• [Task requirements]:
Locate each line with the string "China" in the listing below and copy it.

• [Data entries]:
## BEGIN
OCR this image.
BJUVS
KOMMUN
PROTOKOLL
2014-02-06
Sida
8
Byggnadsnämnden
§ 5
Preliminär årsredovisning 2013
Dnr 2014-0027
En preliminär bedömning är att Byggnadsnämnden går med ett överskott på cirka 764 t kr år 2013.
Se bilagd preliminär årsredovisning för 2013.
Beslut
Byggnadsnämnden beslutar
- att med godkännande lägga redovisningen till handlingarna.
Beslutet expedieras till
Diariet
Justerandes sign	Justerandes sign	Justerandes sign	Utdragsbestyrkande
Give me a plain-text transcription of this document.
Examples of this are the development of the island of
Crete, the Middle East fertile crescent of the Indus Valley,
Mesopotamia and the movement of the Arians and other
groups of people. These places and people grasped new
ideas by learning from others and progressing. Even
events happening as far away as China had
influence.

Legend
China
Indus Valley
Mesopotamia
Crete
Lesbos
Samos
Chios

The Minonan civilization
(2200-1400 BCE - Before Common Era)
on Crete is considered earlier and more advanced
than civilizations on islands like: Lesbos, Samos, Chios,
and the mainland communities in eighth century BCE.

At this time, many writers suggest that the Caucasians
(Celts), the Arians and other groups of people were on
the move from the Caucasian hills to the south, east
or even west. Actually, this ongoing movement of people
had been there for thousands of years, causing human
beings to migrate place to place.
## END
• [Finished task]:
events happening as far away as China had
China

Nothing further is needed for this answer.